Stored entries ->
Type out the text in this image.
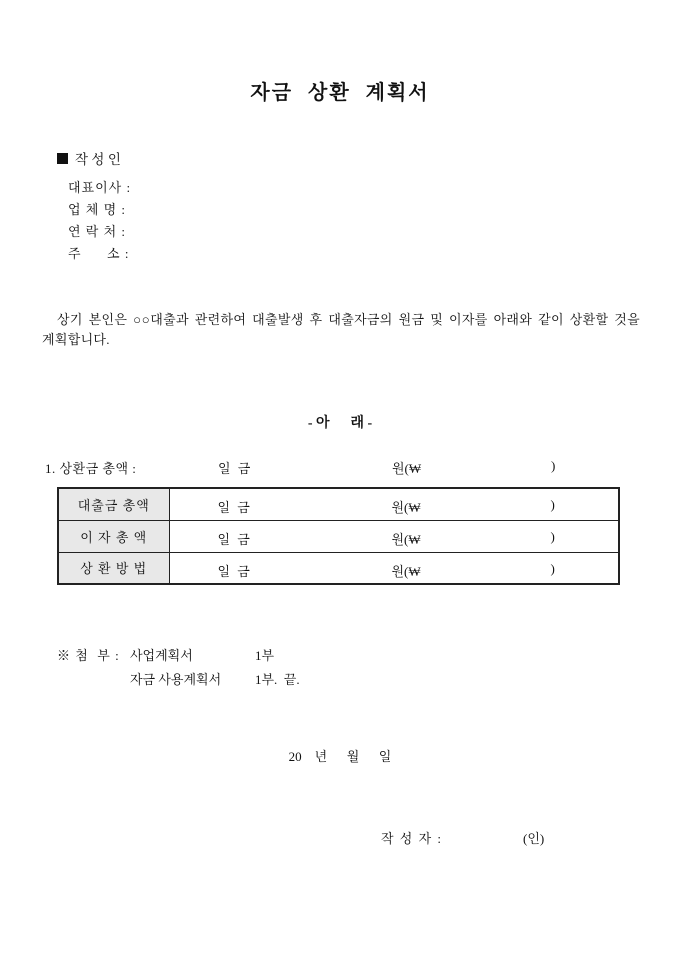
자금 상환 계획서
작 성 인
대표이사 :
업 체 명 :
연 락 처 :
주      소 :

상기 본인은 ○○대출과 관련하여 대출발생 후 대출자금의 원금 및 이자를 아래와 같이 상환할 것을 계획합니다.

- 아      래 -
1. 상환금 총액 :	일 금	원(₩	)
대출금 총액	일 금 원(₩ )

이 자 총 액	일 금 원(₩ )

상 환 방 법	일 금 원(₩ )
※ 첨  부 : 사업계획서	1부
자금 사용계획서	1부.  끝.
20    년      월      일
작 성 자 :	(인)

Directions for this task -> Any pictures should be dropped; transcribe the rest of the records above exactly.

Exercise response ->
Type out the text in this image.
자금 상환 계획서
작 성 인
대표이사 :
업 체 명 :
연 락 처 :
주      소 :

상기 본인은 ○○대출과 관련하여 대출발생 후 대출자금의 원금 및 이자를 아래와 같이 상환할 것을 계획합니다.

- 아      래 -
1. 상환금 총액 :	일 금	원(₩	)
대출금 총액	일 금 원(₩ )

이 자 총 액	일 금 원(₩ )

상 환 방 법	일 금 원(₩ )
※ 첨  부 : 사업계획서	1부
자금 사용계획서	1부.  끝.
20    년      월      일
작 성 자 :	(인)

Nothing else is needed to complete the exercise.